Stored data
□ □ □ □
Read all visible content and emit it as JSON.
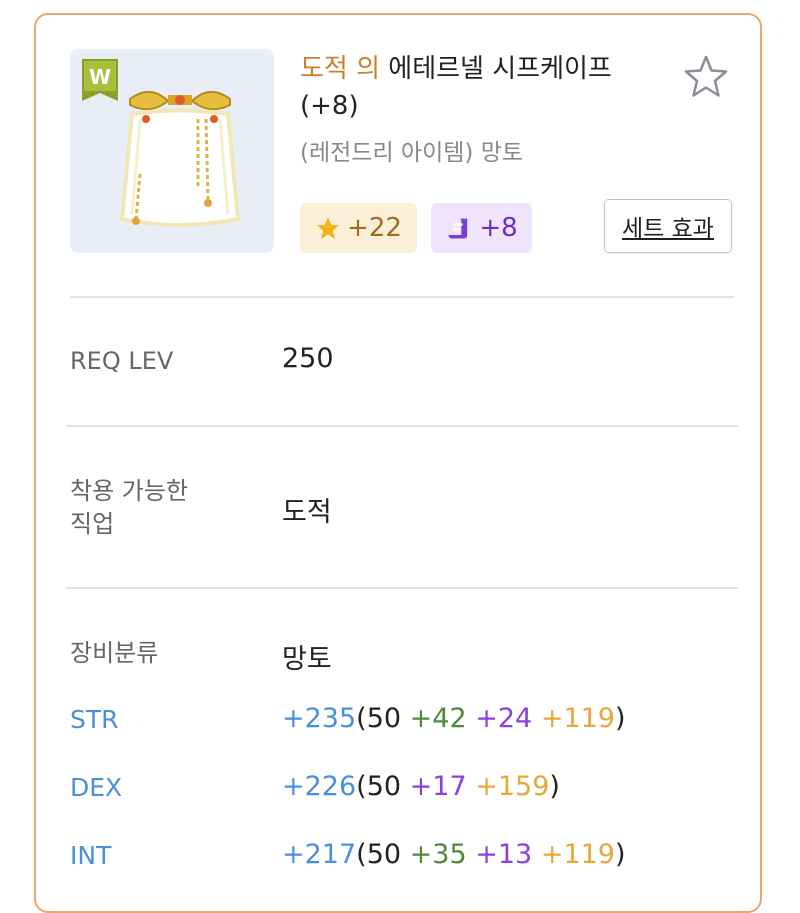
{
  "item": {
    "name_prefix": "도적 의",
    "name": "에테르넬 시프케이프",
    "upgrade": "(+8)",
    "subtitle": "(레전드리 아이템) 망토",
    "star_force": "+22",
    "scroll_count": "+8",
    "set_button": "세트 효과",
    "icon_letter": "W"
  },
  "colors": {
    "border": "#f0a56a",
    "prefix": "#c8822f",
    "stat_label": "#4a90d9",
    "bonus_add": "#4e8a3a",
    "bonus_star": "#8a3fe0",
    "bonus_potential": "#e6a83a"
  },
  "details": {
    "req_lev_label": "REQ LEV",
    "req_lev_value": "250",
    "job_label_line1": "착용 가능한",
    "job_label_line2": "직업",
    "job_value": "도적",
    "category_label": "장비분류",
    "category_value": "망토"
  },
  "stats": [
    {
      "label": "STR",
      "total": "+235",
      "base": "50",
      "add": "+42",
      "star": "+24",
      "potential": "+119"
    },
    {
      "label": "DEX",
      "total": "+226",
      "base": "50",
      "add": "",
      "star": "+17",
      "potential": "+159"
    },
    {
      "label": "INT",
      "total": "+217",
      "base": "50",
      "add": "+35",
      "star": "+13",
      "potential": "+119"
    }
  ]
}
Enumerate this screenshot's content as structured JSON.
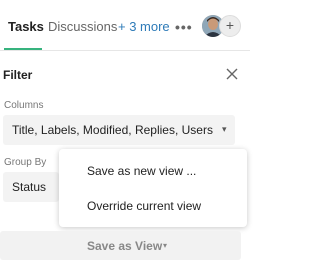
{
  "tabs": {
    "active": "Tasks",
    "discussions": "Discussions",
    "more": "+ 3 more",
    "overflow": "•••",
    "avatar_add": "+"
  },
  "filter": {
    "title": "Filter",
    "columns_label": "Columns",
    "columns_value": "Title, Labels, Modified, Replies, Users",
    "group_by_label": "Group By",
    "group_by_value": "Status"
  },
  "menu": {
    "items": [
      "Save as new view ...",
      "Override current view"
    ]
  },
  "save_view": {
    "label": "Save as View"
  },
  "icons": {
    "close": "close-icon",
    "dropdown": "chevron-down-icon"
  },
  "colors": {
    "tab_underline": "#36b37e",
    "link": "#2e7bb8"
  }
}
□ □ □ □
Return a copy of every line that includes the word "JSON".

[Answer below]
Read all visible content and emit it as JSON.
Enumerate this screenshot's content as structured JSON.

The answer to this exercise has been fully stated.